─── Dataset extract ───

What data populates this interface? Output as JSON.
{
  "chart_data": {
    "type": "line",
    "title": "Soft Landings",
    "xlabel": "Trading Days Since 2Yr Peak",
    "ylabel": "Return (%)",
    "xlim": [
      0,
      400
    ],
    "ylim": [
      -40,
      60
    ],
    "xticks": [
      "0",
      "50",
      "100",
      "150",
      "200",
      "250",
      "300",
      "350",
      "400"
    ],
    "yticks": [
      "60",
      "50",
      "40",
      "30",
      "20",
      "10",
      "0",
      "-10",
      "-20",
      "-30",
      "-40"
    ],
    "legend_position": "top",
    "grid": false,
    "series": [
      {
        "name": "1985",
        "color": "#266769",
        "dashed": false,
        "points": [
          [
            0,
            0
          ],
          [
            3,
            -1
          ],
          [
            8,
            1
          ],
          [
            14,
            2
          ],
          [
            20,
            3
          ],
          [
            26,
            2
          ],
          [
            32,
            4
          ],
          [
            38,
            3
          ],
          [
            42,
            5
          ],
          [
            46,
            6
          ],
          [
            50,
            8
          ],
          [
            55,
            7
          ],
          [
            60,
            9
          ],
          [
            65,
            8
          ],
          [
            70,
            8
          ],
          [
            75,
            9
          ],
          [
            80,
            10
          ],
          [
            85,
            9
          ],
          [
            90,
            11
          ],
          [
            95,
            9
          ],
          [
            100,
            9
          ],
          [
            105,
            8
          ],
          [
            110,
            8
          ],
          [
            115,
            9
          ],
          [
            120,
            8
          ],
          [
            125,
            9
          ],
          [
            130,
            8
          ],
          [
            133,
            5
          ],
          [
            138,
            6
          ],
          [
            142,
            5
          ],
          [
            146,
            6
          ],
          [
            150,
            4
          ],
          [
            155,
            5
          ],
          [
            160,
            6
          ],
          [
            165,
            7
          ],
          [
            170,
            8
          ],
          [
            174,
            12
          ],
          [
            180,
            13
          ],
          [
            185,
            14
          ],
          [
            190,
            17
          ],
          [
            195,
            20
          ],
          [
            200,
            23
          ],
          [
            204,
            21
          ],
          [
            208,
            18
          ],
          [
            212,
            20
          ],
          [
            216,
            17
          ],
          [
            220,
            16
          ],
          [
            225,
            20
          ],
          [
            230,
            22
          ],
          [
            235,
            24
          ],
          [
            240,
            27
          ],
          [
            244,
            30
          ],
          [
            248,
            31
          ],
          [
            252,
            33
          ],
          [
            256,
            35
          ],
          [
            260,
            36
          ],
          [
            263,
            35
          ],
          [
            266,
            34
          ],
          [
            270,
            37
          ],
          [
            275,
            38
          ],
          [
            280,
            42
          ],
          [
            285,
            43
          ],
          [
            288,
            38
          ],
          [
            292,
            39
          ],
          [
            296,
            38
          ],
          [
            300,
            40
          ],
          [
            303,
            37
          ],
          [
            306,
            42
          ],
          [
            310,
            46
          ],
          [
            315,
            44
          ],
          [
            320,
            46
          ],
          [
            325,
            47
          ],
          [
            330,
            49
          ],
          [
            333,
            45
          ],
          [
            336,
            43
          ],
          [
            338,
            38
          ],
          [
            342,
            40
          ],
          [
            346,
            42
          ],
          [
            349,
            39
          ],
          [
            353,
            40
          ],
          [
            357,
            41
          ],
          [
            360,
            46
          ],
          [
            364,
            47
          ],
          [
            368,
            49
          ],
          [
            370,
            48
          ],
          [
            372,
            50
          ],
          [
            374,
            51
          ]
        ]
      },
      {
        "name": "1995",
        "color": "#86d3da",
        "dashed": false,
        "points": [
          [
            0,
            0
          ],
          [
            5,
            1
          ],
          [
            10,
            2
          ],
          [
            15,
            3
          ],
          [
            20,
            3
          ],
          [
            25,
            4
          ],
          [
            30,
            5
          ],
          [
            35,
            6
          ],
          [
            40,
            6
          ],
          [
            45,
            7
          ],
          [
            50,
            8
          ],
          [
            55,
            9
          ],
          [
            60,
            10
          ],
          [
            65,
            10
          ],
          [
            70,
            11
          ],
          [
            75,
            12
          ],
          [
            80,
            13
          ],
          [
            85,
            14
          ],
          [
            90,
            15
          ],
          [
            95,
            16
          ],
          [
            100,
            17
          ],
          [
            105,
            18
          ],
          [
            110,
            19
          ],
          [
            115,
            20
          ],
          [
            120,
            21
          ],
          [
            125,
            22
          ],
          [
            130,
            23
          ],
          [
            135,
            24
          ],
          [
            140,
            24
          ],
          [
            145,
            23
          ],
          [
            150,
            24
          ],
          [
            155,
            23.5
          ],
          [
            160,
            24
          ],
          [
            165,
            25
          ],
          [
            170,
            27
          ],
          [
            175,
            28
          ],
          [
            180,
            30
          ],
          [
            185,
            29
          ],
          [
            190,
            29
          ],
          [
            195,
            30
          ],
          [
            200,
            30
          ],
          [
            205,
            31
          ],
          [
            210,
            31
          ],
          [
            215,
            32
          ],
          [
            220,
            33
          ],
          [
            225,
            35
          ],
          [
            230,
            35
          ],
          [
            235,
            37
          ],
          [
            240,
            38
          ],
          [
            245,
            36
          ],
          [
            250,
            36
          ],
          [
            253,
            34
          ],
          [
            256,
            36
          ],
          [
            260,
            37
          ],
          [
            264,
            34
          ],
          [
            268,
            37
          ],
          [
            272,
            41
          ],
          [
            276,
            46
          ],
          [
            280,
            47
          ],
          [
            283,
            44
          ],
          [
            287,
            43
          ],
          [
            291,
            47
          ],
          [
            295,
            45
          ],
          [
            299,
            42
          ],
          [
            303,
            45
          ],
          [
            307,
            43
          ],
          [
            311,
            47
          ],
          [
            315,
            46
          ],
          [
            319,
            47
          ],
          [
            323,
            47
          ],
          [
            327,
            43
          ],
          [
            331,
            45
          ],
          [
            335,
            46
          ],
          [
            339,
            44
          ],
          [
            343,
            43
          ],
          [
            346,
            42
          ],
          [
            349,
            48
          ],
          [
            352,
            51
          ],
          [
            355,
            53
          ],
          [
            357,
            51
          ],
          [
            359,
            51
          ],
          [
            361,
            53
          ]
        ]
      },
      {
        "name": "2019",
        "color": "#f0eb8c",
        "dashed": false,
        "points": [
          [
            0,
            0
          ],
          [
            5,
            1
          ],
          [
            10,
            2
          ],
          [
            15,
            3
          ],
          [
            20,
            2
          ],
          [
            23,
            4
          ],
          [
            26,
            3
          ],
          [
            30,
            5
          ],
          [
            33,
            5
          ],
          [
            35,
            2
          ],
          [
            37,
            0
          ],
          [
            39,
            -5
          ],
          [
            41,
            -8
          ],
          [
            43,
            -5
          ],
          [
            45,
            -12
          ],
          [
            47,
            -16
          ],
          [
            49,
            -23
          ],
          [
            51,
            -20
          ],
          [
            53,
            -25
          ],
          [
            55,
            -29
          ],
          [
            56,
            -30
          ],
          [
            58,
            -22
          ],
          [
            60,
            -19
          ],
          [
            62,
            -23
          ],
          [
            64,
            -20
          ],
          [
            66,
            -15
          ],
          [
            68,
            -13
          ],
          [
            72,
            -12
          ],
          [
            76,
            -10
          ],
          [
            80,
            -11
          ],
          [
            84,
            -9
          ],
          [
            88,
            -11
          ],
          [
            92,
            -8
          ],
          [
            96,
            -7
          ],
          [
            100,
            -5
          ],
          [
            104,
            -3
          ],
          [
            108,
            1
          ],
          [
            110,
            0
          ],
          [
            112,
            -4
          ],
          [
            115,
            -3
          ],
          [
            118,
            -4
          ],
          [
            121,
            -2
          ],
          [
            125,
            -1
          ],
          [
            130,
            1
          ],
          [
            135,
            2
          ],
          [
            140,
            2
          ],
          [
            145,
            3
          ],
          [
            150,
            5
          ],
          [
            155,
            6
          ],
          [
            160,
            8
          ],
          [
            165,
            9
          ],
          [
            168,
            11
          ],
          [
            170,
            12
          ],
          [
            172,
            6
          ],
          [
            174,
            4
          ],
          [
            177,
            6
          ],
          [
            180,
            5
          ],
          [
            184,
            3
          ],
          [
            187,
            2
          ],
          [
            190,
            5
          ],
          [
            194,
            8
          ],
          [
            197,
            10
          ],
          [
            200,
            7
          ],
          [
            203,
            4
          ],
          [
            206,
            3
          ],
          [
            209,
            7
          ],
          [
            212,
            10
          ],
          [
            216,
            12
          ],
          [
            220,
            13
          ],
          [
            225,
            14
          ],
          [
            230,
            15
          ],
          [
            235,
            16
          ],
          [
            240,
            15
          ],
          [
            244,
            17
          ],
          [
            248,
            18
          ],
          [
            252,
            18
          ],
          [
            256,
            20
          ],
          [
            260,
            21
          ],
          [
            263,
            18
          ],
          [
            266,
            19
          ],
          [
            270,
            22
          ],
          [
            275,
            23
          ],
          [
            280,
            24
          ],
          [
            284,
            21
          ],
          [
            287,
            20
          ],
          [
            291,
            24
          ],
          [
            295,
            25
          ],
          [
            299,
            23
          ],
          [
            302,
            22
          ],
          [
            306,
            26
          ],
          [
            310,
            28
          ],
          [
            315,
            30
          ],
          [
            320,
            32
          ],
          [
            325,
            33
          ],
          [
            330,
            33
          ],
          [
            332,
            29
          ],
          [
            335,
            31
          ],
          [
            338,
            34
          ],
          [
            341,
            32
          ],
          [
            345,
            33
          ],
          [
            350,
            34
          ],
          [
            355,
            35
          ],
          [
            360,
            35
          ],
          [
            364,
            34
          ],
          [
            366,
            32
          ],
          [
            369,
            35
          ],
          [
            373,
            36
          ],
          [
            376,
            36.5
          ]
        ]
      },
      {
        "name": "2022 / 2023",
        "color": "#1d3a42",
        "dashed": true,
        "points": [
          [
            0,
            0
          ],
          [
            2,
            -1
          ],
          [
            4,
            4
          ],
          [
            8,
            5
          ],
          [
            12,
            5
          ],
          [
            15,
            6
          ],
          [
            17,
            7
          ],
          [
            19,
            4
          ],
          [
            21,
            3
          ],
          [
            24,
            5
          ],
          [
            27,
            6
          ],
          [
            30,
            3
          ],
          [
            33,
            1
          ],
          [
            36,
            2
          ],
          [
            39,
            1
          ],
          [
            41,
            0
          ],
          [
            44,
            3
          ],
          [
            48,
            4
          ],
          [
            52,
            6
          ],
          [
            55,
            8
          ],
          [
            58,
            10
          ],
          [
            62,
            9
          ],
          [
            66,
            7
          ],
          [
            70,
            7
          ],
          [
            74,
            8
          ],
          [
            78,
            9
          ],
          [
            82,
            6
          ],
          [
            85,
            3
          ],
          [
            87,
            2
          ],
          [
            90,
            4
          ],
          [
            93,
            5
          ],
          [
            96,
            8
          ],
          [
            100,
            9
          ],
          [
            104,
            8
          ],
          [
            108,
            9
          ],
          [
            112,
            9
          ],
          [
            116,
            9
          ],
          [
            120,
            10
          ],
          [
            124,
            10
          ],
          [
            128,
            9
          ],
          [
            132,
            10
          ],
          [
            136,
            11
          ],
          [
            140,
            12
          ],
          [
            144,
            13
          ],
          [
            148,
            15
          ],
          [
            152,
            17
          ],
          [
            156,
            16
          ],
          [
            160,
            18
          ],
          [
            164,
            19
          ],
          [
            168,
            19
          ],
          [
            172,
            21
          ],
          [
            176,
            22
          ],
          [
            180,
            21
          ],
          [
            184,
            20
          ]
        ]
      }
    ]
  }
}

───

Task objective ->
Using the listing above, pull out all lines that hold the word "color".

Solution to this task ->
        "color": "#266769",
        "color": "#86d3da",
        "color": "#f0eb8c",
        "color": "#1d3a42",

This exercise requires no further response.